Data records:
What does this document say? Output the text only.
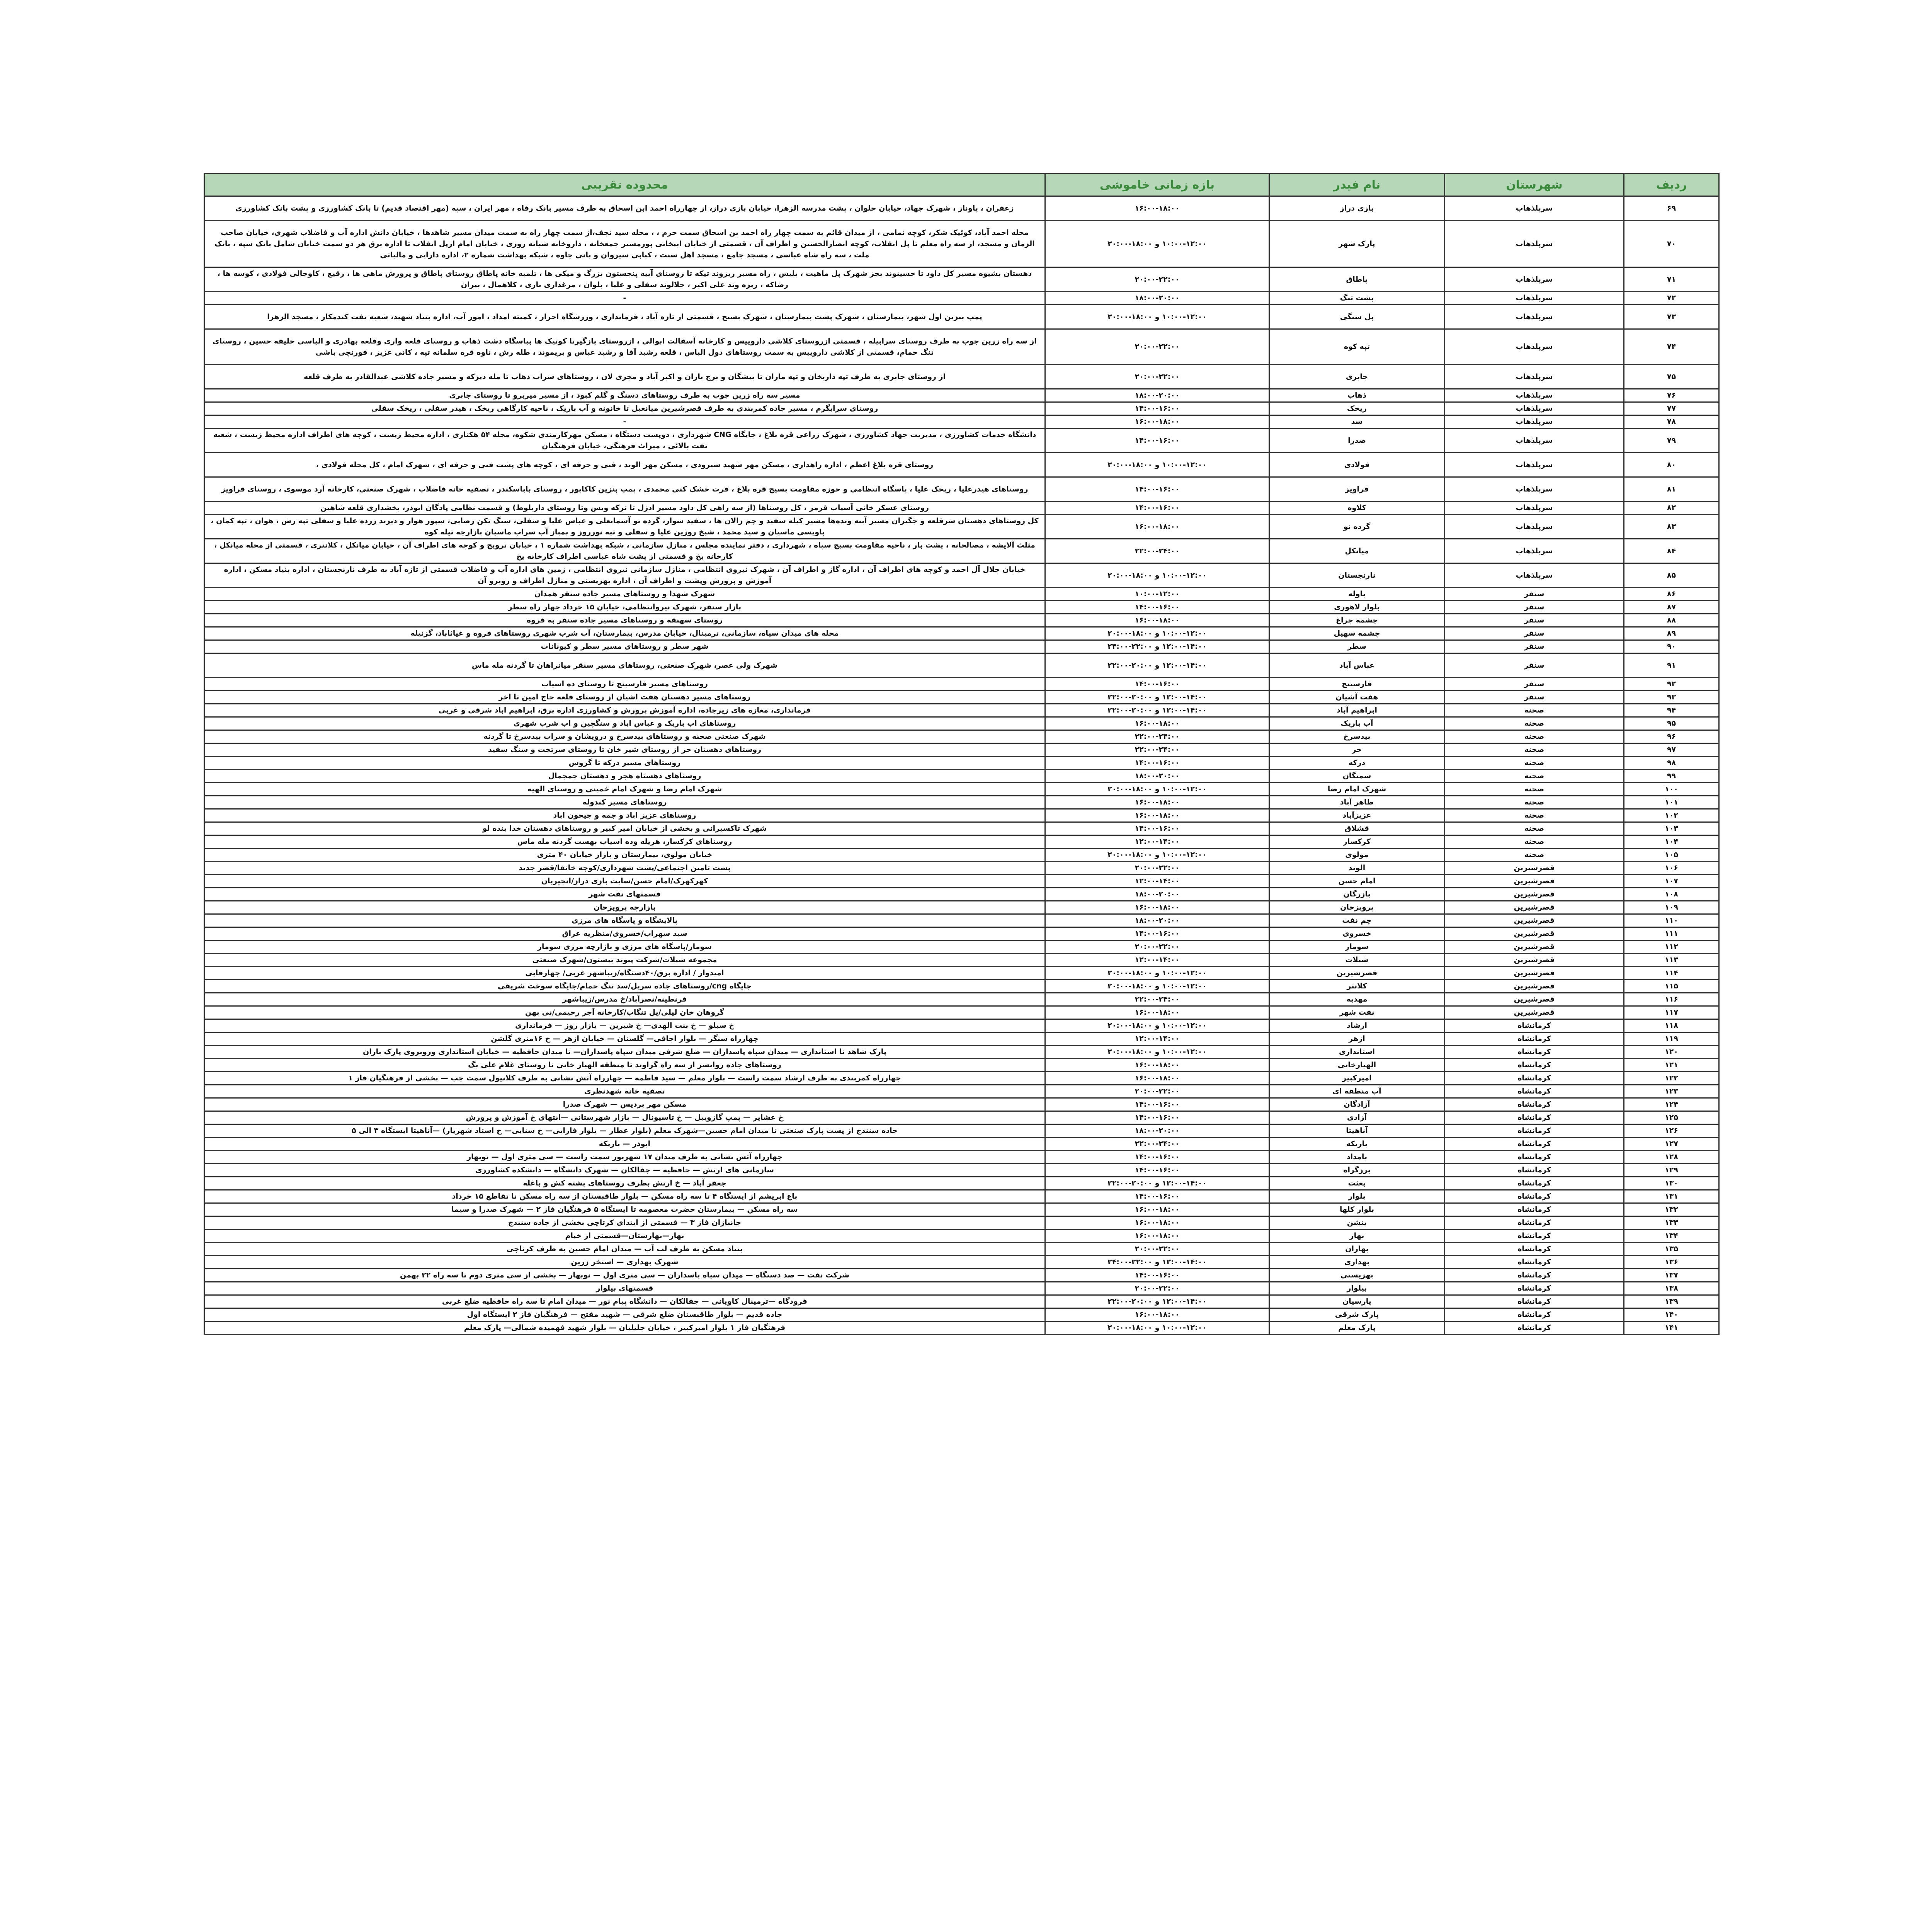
ردیف	شهرستان	نام فیدر	بازه زمانی خاموشی	محدوده تقریبی
۶۹	سرپلذهاب	بازی دراز	۱۶:۰۰-۱۸:۰۰	زعفران ، پاوناز ، شهرک جهاد، خیابان حلوان ، پشت مدرسه الزهرا، خیابان بازی دراز، از چهارراه احمد ابن اسحاق به طرف مسیر بانک رفاه ، مهر ایران ، سپه (مهر اقتصاد قدیم) تا بانک کشاورزی و پشت بانک کشاورزی
۷۰	سرپلذهاب	پارک شهر	۱۰:۰۰-۱۲:۰۰ و ۱۸:۰۰-۲۰:۰۰	محله احمد آباد، کوئیک شکر، کوچه نمامی ، از میدان قائم به سمت چهار راه احمد بن اسحاق سمت حرم ، ، محله سید نجف،از سمت چهار راه به سمت میدان مسیر شاهدها ، خیابان دانش اداره آب و فاضلاب شهری، خیابان صاحب الزمان و مسجد، از سه راه معلم تا پل انقلاب، کوچه انصارالحسین و اطراف آن ، قسمتی از خیابان ابیخانی پورمسیر جمعخانه ، داروخانه شبانه روزی ، خیابان امام ازپل انقلاب تا اداره برق هر دو سمت خیابان شامل بانک سپه ، بانک ملت ، سه راه شاه عباسی ، مسجد جامع ، مسجد اهل سنت ، کبابی سیروان و بانی چاوه ، شبکه بهداشت شماره ۲، اداره دارایی و مالیاتی
۷۱	سرپلذهاب	پاطاق	۲۰:۰۰-۲۲:۰۰	دهستان بشیوه مسیر کل داود تا حسینوند بجز شهرک پل ماهیت ، بلیس ، راه مسیر ریزوند تیکه تا روستای آبیه پنجستون بزرگ و میکی ها ، تلمبه خانه پاطاق روستای پاطاق و پرورش ماهی ها ، رقیع ، کاوجالی فولادی ، کوسه ها ، رضاکه ، ریزه وند علی اکبر ، جلالوند سفلی و علیا ، بلوان ، مرغداری باری ، کلاهمال ، بیران
۷۲	سرپلذهاب	پشت تنگ	۱۸:۰۰-۲۰:۰۰	-
۷۳	سرپلذهاب	پل سنگی	۱۰:۰۰-۱۲:۰۰ و ۱۸:۰۰-۲۰:۰۰	پمپ بنزین اول شهر، بیمارستان ، شهرک پشت بیمارستان ، شهرک بسیج ، قسمتی از تازه آباد ، فرمانداری ، ورزشگاه احرار ، کمیته امداد ، امور آب، اداره بنیاد شهید، شعبه نفت کندمکار ، مسجد الزهرا
۷۴	سرپلذهاب	تپه کوه	۲۰:۰۰-۲۲:۰۰	از سه راه زرین جوب به طرف روستای سرابیله ، قسمتی ازروستای کلاشی داروییس و کارخانه آسفالت ابوالی ، ازروستای بازگیرتا کوتیک ها بیاسگاه دشت ذهاب و روستای قلعه واری وقلعه بهادری و الیاسی خلیفه حسین ، روستای تنگ حمام، قسمتی از کلاشی داروییس به سمت روستاهای دول الباس ، قلعه رشید آقا و رشید عباس و بریموند ، طله رش ، ناوه قره سلمانه تپه ، کانی عزیز ، فورنچی باشی
۷۵	سرپلذهاب	جابری	۲۰:۰۰-۲۲:۰۰	از روستای جابری به طرف تپه داربخان و تپه ماران تا بیشگان و برج باران و اکبر آباد و مجری لان ، روستاهای سراب ذهاب تا مله دیزکه و مسیر جاده کلاشی عبدالقادر به طرف قلعه
۷۶	سرپلذهاب	ذهاب	۱۸:۰۰-۲۰:۰۰	مسیر سه راه زرین جوب به طرف روستاهای دسنگ و گلم کبود ، از مسیر میربرو تا روستای جابری
۷۷	سرپلذهاب	ریخک	۱۴:۰۰-۱۶:۰۰	روستای سرابگرم ، مسیر جاده کمربندی به طرف قصرشیرین میانعبل تا خانونه و آب باریک ، ناحیه کارگاهی ریخک ، هیدر سفلی ، ریخک سفلی
۷۸	سرپلذهاب	سد	۱۶:۰۰-۱۸:۰۰	-
۷۹	سرپلذهاب	صدرا	۱۴:۰۰-۱۶:۰۰	دانشگاه خدمات کشاورزی ، مدیریت جهاد کشاورزی ، شهرک زراعی قره بلاغ ، جایگاه CNG شهرداری ، دوپست دستگاه ، مسکن مهرکارمندی شکوه، محله ۵۴ هکتاری ، اداره محیط زیست ، کوچه های اطراف اداره محیط زیست ، شعبه نفت بالائی ، میراث فرهنگی، خیابان فرهنگیان
۸۰	سرپلذهاب	فولادی	۱۰:۰۰-۱۲:۰۰ و ۱۸:۰۰-۲۰:۰۰	روستای قره بلاغ اعظم ، اداره راهداری ، مسکن مهر شهید شیرودی ، مسکن مهر الوند ، فنی و حرفه ای ، کوچه های پشت فنی و حرفه ای ، شهرک امام ، کل محله فولادی ،
۸۱	سرپلذهاب	قراویز	۱۴:۰۰-۱۶:۰۰	روستاهای هیدرعلیا ، ریخک علیا ، پاسگاه انتظامی و حوزه مقاومت بسیج قره بلاغ ، قرت خشک کنی محمدی ، پمپ بنزین کاکاپور ، روستای باباسکندر ، تصفیه خانه فاضلاب ، شهرک صنعتی، کارخانه آرد موسوی ، روستای قراویز
۸۲	سرپلذهاب	کلاوه	۱۴:۰۰-۱۶:۰۰	روستای عسکر خانی آسیاب قرمز ، کل روستاها (از سه راهی کل داود مسیر ادزل تا ترکه ویس وتا روستای داربلوط) و قسمت نظامی پادگان ابوذر، بخشداری قلعه شاهین
۸۳	سرپلذهاب	گرده نو	۱۶:۰۰-۱۸:۰۰	کل روستاهای دهستان سرقلعه و جگیران مسیر آبنه ونده‌ها مسیر کیله سفید و چم زالان ها ، سفید سوار، گرده نو آسمانعلی و عباس علیا و سفلی، سنگ تکن رضایی، سپور هوار و دیزند زرده علیا و سفلی تپه رش ، هوان ، تپه کمان ، باویسی ماسیان و سید محمد ، شیخ روزین علیا و سفلی و تپه نورروز و بمباز آب سراب ماسیان بازارچه تیله کوه
۸۴	سرپلذهاب	میانکل	۲۲:۰۰-۲۴:۰۰	مثلث آلایشه ، مصالحانه ، پشت بار ، ناحیه مقاومت بسیج سپاه ، شهرداری ، دفتر نماینده مجلس ، منازل سازمانی ، شبکه بهداشت شماره ۱ ، خیابان ترویج و کوچه های اطراف آن ، خیابان میانکل ، کلانتری ، قسمتی از محله میانکل ، کارخانه یخ و قسمتی از پشت شاه عباسی اطراف کارخانه یخ
۸۵	سرپلذهاب	نارنجستان	۱۰:۰۰-۱۲:۰۰ و ۱۸:۰۰-۲۰:۰۰	خیابان جلال آل احمد و کوچه های اطراف آن ، اداره گاز و اطراف آن ، شهرک نیروی انتظامی ، منازل سازمانی نیروی انتظامی ، زمین های اداره آب و فاضلاب قسمتی از تازه آباد به طرف نارنجستان ، اداره بنیاد مسکن ، اداره آموزش و پرورش وپشت و اطراف آن ، اداره بهزیستی و منازل اطراف و روبرو آن
۸۶	سنقر	باوله	۱۰:۰۰-۱۲:۰۰	شهرک شهدا و روستاهای مسیر جاده سنقر همدان
۸۷	سنقر	بلوار لاهوری	۱۴:۰۰-۱۶:۰۰	بازار سنقر، شهرک نیروانتظامی، خیابان ۱۵ خرداد چهار راه سطر
۸۸	سنقر	چشمه چراغ	۱۶:۰۰-۱۸:۰۰	روستای سهنقه و روستاهای مسیر جاده سنقر به فروه
۸۹	سنقر	چشمه سهیل	۱۰:۰۰-۱۲:۰۰ و ۱۸:۰۰-۲۰:۰۰	محله های میدان سپاه، سازمانی، ترمینال، خیابان مدرس، بیمارستان، آب شرب شهری روستاهای فروه و غیاثاباد، گزنیله
۹۰	سنقر	سطر	۱۲:۰۰-۱۴:۰۰ و ۲۲:۰۰-۲۴:۰۰	شهر سطر و روستاهای مسیر سطر و کیونانات
۹۱	سنقر	عباس آباد	۱۲:۰۰-۱۴:۰۰ و ۲۰:۰۰-۲۲:۰۰	شهرک ولی عصر، شهرک صنعتی، روستاهای مسیر سنقر میانراهان تا گردنه مله ماس
۹۲	سنقر	فارسینج	۱۴:۰۰-۱۶:۰۰	روستاهای مسیر فارسینج تا روستای ده اسیاب
۹۳	سنقر	هفت آشیان	۱۲:۰۰-۱۴:۰۰ و ۲۰:۰۰-۲۲:۰۰	روستاهای مسیر دهستان هفت اشیان از روستای قلعه حاج امین تا اخر
۹۴	صحنه	ابراهیم آباد	۱۲:۰۰-۱۴:۰۰ و ۲۰:۰۰-۲۲:۰۰	فرمانداری، مغازه های زیرجاده، اداره آموزش پرورش و کشاورزی اداره برق، ابراهیم اباد شرقی و غربی
۹۵	صحنه	آب باریک	۱۶:۰۰-۱۸:۰۰	روستاهای اب باریک و عباس اباد و سنگچین و اب شرب شهری
۹۶	صحنه	بیدسرخ	۲۲:۰۰-۲۴:۰۰	شهرک صنعتی صحنه و روستاهای بیدسرخ و درویشان و سراب بیدسرخ تا گردنه
۹۷	صحنه	حر	۲۲:۰۰-۲۴:۰۰	روستاهای دهستان حر از روستای شیر خان تا روستای سرتخت و سنگ سفید
۹۸	صحنه	درکه	۱۴:۰۰-۱۶:۰۰	روستاهای مسیر درکه تا گروس
۹۹	صحنه	سمنگان	۱۸:۰۰-۲۰:۰۰	روستاهای دهستاه هجر و دهستان جمجمال
۱۰۰	صحنه	شهرک امام رضا	۱۰:۰۰-۱۲:۰۰ و ۱۸:۰۰-۲۰:۰۰	شهرک امام رضا و شهرک امام خمینی و روستای الهیه
۱۰۱	صحنه	طاهر آباد	۱۶:۰۰-۱۸:۰۰	روستاهای مسیر کندوله
۱۰۲	صحنه	عزیزآباد	۱۶:۰۰-۱۸:۰۰	روستاهای عزیز اباد و جمه و جیحون اباد
۱۰۳	صحنه	قشلاق	۱۴:۰۰-۱۶:۰۰	شهرک تاکسیرانی و بخشی از خیابان امیر کبیر و روستاهای دهستان خدا بنده لو
۱۰۴	صحنه	کرکسار	۱۲:۰۰-۱۴:۰۰	روستاهای کرکسار، هریله وده اسیاب بهست گردنه مله ماس
۱۰۵	صحنه	مولوی	۱۰:۰۰-۱۲:۰۰ و ۱۸:۰۰-۲۰:۰۰	خیابان مولوی، بیمارستان و بازار خیابان ۴۰ متری
۱۰۶	قصرشیرین	الوند	۲۰:۰۰-۲۲:۰۰	پشت تامین اجتماعی/پشت شهرداری/کوچه خاتقا/قصر جدید
۱۰۷	قصرشیرین	امام حسن	۱۲:۰۰-۱۴:۰۰	کهرکهرک/امام حسن/سایت بازی دراز/انجیربان
۱۰۸	قصرشیرین	بازرگان	۱۸:۰۰-۲۰:۰۰	قسمتهای نفت شهر
۱۰۹	قصرشیرین	پرویزخان	۱۶:۰۰-۱۸:۰۰	بازارچه پرویزخان
۱۱۰	قصرشیرین	چم نفت	۱۸:۰۰-۲۰:۰۰	پالایشگاه و پاسگاه های مرزی
۱۱۱	قصرشیرین	خسروی	۱۴:۰۰-۱۶:۰۰	سید سهراب/خسروی/منظریه عراق
۱۱۲	قصرشیرین	سومار	۲۰:۰۰-۲۲:۰۰	سومار/پاسگاه های مرزی و بازارچه مرزی سومار
۱۱۳	قصرشیرین	شیلات	۱۲:۰۰-۱۴:۰۰	مجموعه شیلات/شرکت پیوند بیستون/شهرک صنعتی
۱۱۴	قصرشیرین	قصرشیرین	۱۰:۰۰-۱۲:۰۰ و ۱۸:۰۰-۲۰:۰۰	امیدوار / اداره برق/۴۰دستگاه/زیباشهر غربی/ چهارقاپی
۱۱۵	قصرشیرین	کلانتر	۱۰:۰۰-۱۲:۰۰ و ۱۸:۰۰-۲۰:۰۰	جایگاه cng/روستاهای جاده سرپل/سد تنگ حمام/جایگاه سوخت شریفی
۱۱۶	قصرشیرین	مهدیه	۲۲:۰۰-۲۴:۰۰	فرنطینه/نصرآباد/خ مدرس/زیباشهر
۱۱۷	قصرشیرین	نفت شهر	۱۶:۰۰-۱۸:۰۰	گروهان خان لیلی/پل تنگاب/کارخانه آجر رحیمی/نی بهن
۱۱۸	کرمانشاه	ارشاد	۱۰:۰۰-۱۲:۰۰ و ۱۸:۰۰-۲۰:۰۰	خ سیلو — خ بنت الهدی— خ شیرین — بازار روز — فرمانداری
۱۱۹	کرمانشاه	ازهر	۱۲:۰۰-۱۴:۰۰	چهارراه سنگر — بلوار اجاقی— گلستان — خیابان ازهر — خ ۱۶متری گلشن
۱۲۰	کرمانشاه	استانداری	۱۰:۰۰-۱۲:۰۰ و ۱۸:۰۰-۲۰:۰۰	پارک شاهد تا استانداری — میدان سپاه پاسداران — ضلع شرقی میدان سپاه پاسداران— تا میدان حافظیه — خیابان استانداری وروبروی پارک باران
۱۲۱	کرمانشاه	الهیارخانی	۱۶:۰۰-۱۸:۰۰	روستاهای جاده روانسر از سه راه گراوند تا منطقه الهیار خانی تا روستای غلام علی بگ
۱۲۲	کرمانشاه	امیرکبیر	۱۶:۰۰-۱۸:۰۰	چهارراه کمربندی به طرف ارشاد سمت راست — بلوار معلم — سید فاطمه — چهارراه آتش نشانی به طرف کلانیول سمت چپ — بخشی از فرهنگیان فاز ۱
۱۲۳	کرمانشاه	آب منطقه ای	۲۰:۰۰-۲۲:۰۰	تصفیه خانه شهدنظری
۱۲۴	کرمانشاه	آزادگان	۱۴:۰۰-۱۶:۰۰	مسکن مهر بردیس — شهرک صدرا
۱۲۵	کرمانشاه	آزادی	۱۴:۰۰-۱۶:۰۰	خ عشایر — پمپ گازوییل — خ تاسیونال — بازار شهرستانی —انتهای خ آموزش و پرورش
۱۲۶	کرمانشاه	آناهیتا	۱۸:۰۰-۲۰:۰۰	جاده سنندج از پست پارک صنعتی تا میدان امام حسین—شهرک معلم (بلوار عطار — بلوار فارابی— خ سنایی— خ استاد شهریار) —آناهیتا ایستگاه ۳ الی ۵
۱۲۷	کرمانشاه	باریکه	۲۲:۰۰-۲۴:۰۰	ابوذر — باریکه
۱۲۸	کرمانشاه	بامداد	۱۴:۰۰-۱۶:۰۰	چهارراه آتش نشانی به طرف میدان ۱۷ شهریور سمت راست — سی متری اول — نوبهار
۱۲۹	کرمانشاه	برزگراه	۱۴:۰۰-۱۶:۰۰	سازمانی های ارتش — حافظیه — جفالکان — شهرک دانشگاه — دانشکده کشاورزی
۱۳۰	کرمانشاه	بعثت	۱۲:۰۰-۱۴:۰۰ و ۲۰:۰۰-۲۲:۰۰	جعفر آباد — خ ارتش بطرف روستاهای پشته کش و باغله
۱۳۱	کرمانشاه	بلوار	۱۴:۰۰-۱۶:۰۰	باغ ابریشم از ایستگاه ۴ تا سه راه مسکن — بلوار طاقبستان از سه راه مسکن تا تقاطع ۱۵ خرداد
۱۳۲	کرمانشاه	بلوار کلها	۱۶:۰۰-۱۸:۰۰	سه راه مسکن — بیمارستان حضرت معصومه تا ایستگاه ۵ فرهنگیان فاز ۲ — شهرک صدرا و سیما
۱۳۳	کرمانشاه	بنشن	۱۶:۰۰-۱۸:۰۰	جانبازان فاز ۳ — قسمتی از ابتدای کرتاچی بخشی از جاده سنندج
۱۳۴	کرمانشاه	بهار	۱۶:۰۰-۱۸:۰۰	بهار—بهارستان—قسمتی از خیام
۱۳۵	کرمانشاه	بهاران	۲۰:۰۰-۲۲:۰۰	بنیاد مسکن به طرف لب آب — میدان امام حسین به طرف کرتاچی
۱۳۶	کرمانشاه	بهداری	۱۲:۰۰-۱۴:۰۰ و ۲۲:۰۰-۲۴:۰۰	شهرک بهداری — استخر زرین
۱۳۷	کرمانشاه	بهزیستی	۱۴:۰۰-۱۶:۰۰	شرکت نفت — صد دستگاه — میدان سپاه پاسداران — سی متری اول — نوبهار — بخشی از سی متری دوم تا سه راه ۲۲ بهمن
۱۳۸	کرمانشاه	بیلوار	۲۰:۰۰-۲۲:۰۰	قسمتهای بیلوار
۱۳۹	کرمانشاه	پارسیان	۱۲:۰۰-۱۴:۰۰ و ۲۰:۰۰-۲۲:۰۰	فرودگاه —ترمینال کاوپانی — جفالکان — دانشگاه پیام نور — میدان امام تا سه راه حافظیه ضلع غربی
۱۴۰	کرمانشاه	پارک شرقی	۱۶:۰۰-۱۸:۰۰	جاده قدیم — بلوار طاقبستان ضلع شرقی — شهید مفتح — فرهنگیان فاز ۲ ایستگاه اول
۱۴۱	کرمانشاه	پارک معلم	۱۰:۰۰-۱۲:۰۰ و ۱۸:۰۰-۲۰:۰۰	فرهنگیان فاز ۱ بلوار امیرکبیر ، خیابان جلیلیان — بلوار شهید فهمیده شمالی— پارک معلم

### Written request
Within the listing above, copy each line that has the string "شرکت".

### Exercise result
۱۱۳	قصرشیرین	شیلات	۱۲:۰۰-۱۴:۰۰	مجموعه شیلات/شرکت پیوند بیستون/شهرک صنعتی
۱۳۷	کرمانشاه	بهزیستی	۱۴:۰۰-۱۶:۰۰	شرکت نفت — صد دستگاه — میدان سپاه پاسداران — سی متری اول — نوبهار — بخشی از سی متری دوم تا سه راه ۲۲ بهمن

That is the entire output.